-- start --
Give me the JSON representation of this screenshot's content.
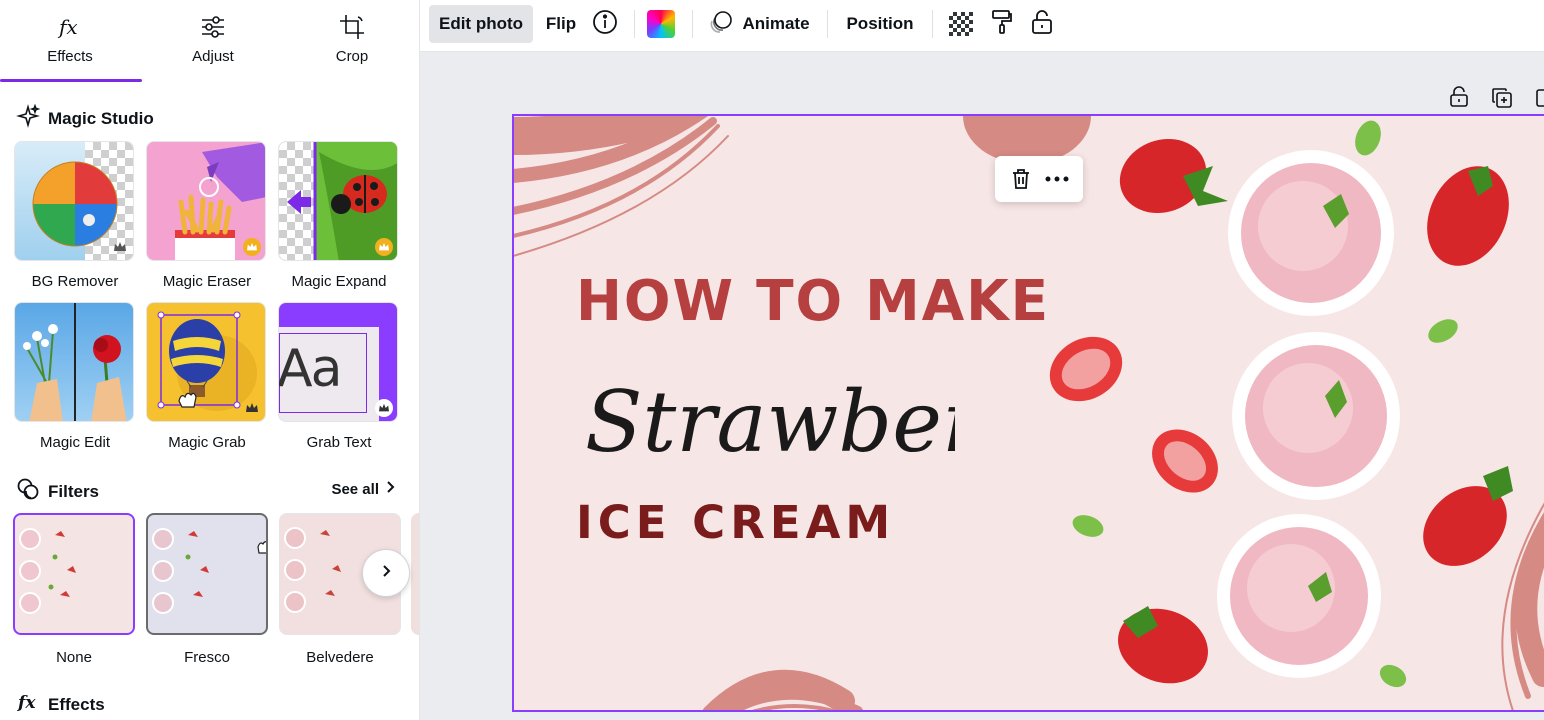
{
  "tabs": [
    {
      "label": "Effects",
      "icon": "fx-icon"
    },
    {
      "label": "Adjust",
      "icon": "sliders-icon"
    },
    {
      "label": "Crop",
      "icon": "crop-icon"
    }
  ],
  "magic_studio": {
    "title": "Magic Studio",
    "tools": [
      {
        "label": "BG Remover"
      },
      {
        "label": "Magic Eraser"
      },
      {
        "label": "Magic Expand"
      },
      {
        "label": "Magic Edit"
      },
      {
        "label": "Magic Grab"
      },
      {
        "label": "Grab Text",
        "thumb_text": "Aa"
      }
    ]
  },
  "filters": {
    "title": "Filters",
    "see_all": "See all",
    "items": [
      {
        "label": "None",
        "selected": true
      },
      {
        "label": "Fresco"
      },
      {
        "label": "Belvedere"
      }
    ]
  },
  "effects_section": {
    "title": "Effects"
  },
  "toolbar": {
    "edit_photo": "Edit photo",
    "flip": "Flip",
    "animate": "Animate",
    "position": "Position"
  },
  "design": {
    "line1": "HOW TO MAKE",
    "line2": "Strawberry",
    "line3": "ICE CREAM"
  },
  "colors": {
    "accent": "#7d2ae8",
    "selection": "#8b3dff",
    "title_red": "#b5403f",
    "title_dark": "#7a1c1c",
    "bg_pink": "#f7e6e6",
    "brush": "#d68a84"
  }
}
-- end --
WHAT IS EXPECTED
Every entry above should be duplicated exactly. Do not include the images.

EXERCISE SOLUTION
Give me the JSON representation of this screenshot's content.
{
  "tabs": [
    {
      "label": "Effects",
      "icon": "fx-icon"
    },
    {
      "label": "Adjust",
      "icon": "sliders-icon"
    },
    {
      "label": "Crop",
      "icon": "crop-icon"
    }
  ],
  "magic_studio": {
    "title": "Magic Studio",
    "tools": [
      {
        "label": "BG Remover"
      },
      {
        "label": "Magic Eraser"
      },
      {
        "label": "Magic Expand"
      },
      {
        "label": "Magic Edit"
      },
      {
        "label": "Magic Grab"
      },
      {
        "label": "Grab Text",
        "thumb_text": "Aa"
      }
    ]
  },
  "filters": {
    "title": "Filters",
    "see_all": "See all",
    "items": [
      {
        "label": "None",
        "selected": true
      },
      {
        "label": "Fresco"
      },
      {
        "label": "Belvedere"
      }
    ]
  },
  "effects_section": {
    "title": "Effects"
  },
  "toolbar": {
    "edit_photo": "Edit photo",
    "flip": "Flip",
    "animate": "Animate",
    "position": "Position"
  },
  "design": {
    "line1": "HOW TO MAKE",
    "line2": "Strawberry",
    "line3": "ICE CREAM"
  },
  "colors": {
    "accent": "#7d2ae8",
    "selection": "#8b3dff",
    "title_red": "#b5403f",
    "title_dark": "#7a1c1c",
    "bg_pink": "#f7e6e6",
    "brush": "#d68a84"
  }
}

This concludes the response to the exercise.